_WORK REQUIRED_
Retype the material word for word.

## Start STORED RECORDS

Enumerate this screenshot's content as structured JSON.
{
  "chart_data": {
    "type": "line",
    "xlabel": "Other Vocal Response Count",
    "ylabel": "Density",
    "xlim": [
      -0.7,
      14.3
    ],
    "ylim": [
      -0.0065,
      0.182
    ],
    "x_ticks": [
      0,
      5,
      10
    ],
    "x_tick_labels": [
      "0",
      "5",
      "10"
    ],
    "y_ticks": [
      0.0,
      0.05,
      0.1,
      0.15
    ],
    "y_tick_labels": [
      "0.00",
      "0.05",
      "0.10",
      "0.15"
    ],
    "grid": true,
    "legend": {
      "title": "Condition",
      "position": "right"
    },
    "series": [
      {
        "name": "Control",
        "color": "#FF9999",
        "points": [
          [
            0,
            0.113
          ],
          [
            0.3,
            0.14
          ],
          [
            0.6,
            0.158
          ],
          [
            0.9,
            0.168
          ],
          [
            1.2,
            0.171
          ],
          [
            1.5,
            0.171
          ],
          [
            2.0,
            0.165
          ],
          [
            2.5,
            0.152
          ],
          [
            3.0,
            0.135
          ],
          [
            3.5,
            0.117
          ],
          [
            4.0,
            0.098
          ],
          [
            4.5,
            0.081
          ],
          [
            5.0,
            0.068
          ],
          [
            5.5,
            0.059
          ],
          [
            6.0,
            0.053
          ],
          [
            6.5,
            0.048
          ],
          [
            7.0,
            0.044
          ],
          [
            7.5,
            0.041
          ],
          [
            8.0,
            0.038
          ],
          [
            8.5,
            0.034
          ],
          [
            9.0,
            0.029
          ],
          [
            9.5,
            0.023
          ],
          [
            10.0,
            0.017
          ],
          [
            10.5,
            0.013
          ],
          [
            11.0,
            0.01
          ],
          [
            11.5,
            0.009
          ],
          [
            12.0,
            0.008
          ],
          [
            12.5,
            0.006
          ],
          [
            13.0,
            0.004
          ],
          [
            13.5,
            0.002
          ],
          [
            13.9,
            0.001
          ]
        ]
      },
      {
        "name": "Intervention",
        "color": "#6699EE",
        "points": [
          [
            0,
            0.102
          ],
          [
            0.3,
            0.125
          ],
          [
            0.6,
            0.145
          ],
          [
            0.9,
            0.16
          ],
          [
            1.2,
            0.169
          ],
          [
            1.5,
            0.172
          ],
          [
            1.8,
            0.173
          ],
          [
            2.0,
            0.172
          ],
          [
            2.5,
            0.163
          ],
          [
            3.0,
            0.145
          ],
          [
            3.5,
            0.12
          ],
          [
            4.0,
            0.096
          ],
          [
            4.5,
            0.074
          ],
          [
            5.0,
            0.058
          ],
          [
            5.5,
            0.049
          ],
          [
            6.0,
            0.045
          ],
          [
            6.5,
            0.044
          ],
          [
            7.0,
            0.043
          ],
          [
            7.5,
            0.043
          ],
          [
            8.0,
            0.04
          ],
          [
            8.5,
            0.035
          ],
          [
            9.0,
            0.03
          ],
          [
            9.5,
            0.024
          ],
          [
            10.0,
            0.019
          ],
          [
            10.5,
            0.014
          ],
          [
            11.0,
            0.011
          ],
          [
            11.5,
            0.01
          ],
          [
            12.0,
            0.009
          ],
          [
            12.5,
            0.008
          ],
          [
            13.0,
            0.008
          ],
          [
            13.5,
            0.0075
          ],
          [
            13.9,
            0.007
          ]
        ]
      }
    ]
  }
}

## End STORED RECORDS

_EXERCISE OUTPUT_
Enumerate this screenshot's content as structured JSON.
{
  "chart_data": {
    "type": "line",
    "xlabel": "Other Vocal Response Count",
    "ylabel": "Density",
    "xlim": [
      -0.7,
      14.3
    ],
    "ylim": [
      -0.0065,
      0.182
    ],
    "x_ticks": [
      0,
      5,
      10
    ],
    "x_tick_labels": [
      "0",
      "5",
      "10"
    ],
    "y_ticks": [
      0.0,
      0.05,
      0.1,
      0.15
    ],
    "y_tick_labels": [
      "0.00",
      "0.05",
      "0.10",
      "0.15"
    ],
    "grid": true,
    "legend": {
      "title": "Condition",
      "position": "right"
    },
    "series": [
      {
        "name": "Control",
        "color": "#FF9999",
        "points": [
          [
            0,
            0.113
          ],
          [
            0.3,
            0.14
          ],
          [
            0.6,
            0.158
          ],
          [
            0.9,
            0.168
          ],
          [
            1.2,
            0.171
          ],
          [
            1.5,
            0.171
          ],
          [
            2.0,
            0.165
          ],
          [
            2.5,
            0.152
          ],
          [
            3.0,
            0.135
          ],
          [
            3.5,
            0.117
          ],
          [
            4.0,
            0.098
          ],
          [
            4.5,
            0.081
          ],
          [
            5.0,
            0.068
          ],
          [
            5.5,
            0.059
          ],
          [
            6.0,
            0.053
          ],
          [
            6.5,
            0.048
          ],
          [
            7.0,
            0.044
          ],
          [
            7.5,
            0.041
          ],
          [
            8.0,
            0.038
          ],
          [
            8.5,
            0.034
          ],
          [
            9.0,
            0.029
          ],
          [
            9.5,
            0.023
          ],
          [
            10.0,
            0.017
          ],
          [
            10.5,
            0.013
          ],
          [
            11.0,
            0.01
          ],
          [
            11.5,
            0.009
          ],
          [
            12.0,
            0.008
          ],
          [
            12.5,
            0.006
          ],
          [
            13.0,
            0.004
          ],
          [
            13.5,
            0.002
          ],
          [
            13.9,
            0.001
          ]
        ]
      },
      {
        "name": "Intervention",
        "color": "#6699EE",
        "points": [
          [
            0,
            0.102
          ],
          [
            0.3,
            0.125
          ],
          [
            0.6,
            0.145
          ],
          [
            0.9,
            0.16
          ],
          [
            1.2,
            0.169
          ],
          [
            1.5,
            0.172
          ],
          [
            1.8,
            0.173
          ],
          [
            2.0,
            0.172
          ],
          [
            2.5,
            0.163
          ],
          [
            3.0,
            0.145
          ],
          [
            3.5,
            0.12
          ],
          [
            4.0,
            0.096
          ],
          [
            4.5,
            0.074
          ],
          [
            5.0,
            0.058
          ],
          [
            5.5,
            0.049
          ],
          [
            6.0,
            0.045
          ],
          [
            6.5,
            0.044
          ],
          [
            7.0,
            0.043
          ],
          [
            7.5,
            0.043
          ],
          [
            8.0,
            0.04
          ],
          [
            8.5,
            0.035
          ],
          [
            9.0,
            0.03
          ],
          [
            9.5,
            0.024
          ],
          [
            10.0,
            0.019
          ],
          [
            10.5,
            0.014
          ],
          [
            11.0,
            0.011
          ],
          [
            11.5,
            0.01
          ],
          [
            12.0,
            0.009
          ],
          [
            12.5,
            0.008
          ],
          [
            13.0,
            0.008
          ],
          [
            13.5,
            0.0075
          ],
          [
            13.9,
            0.007
          ]
        ]
      }
    ]
  }
}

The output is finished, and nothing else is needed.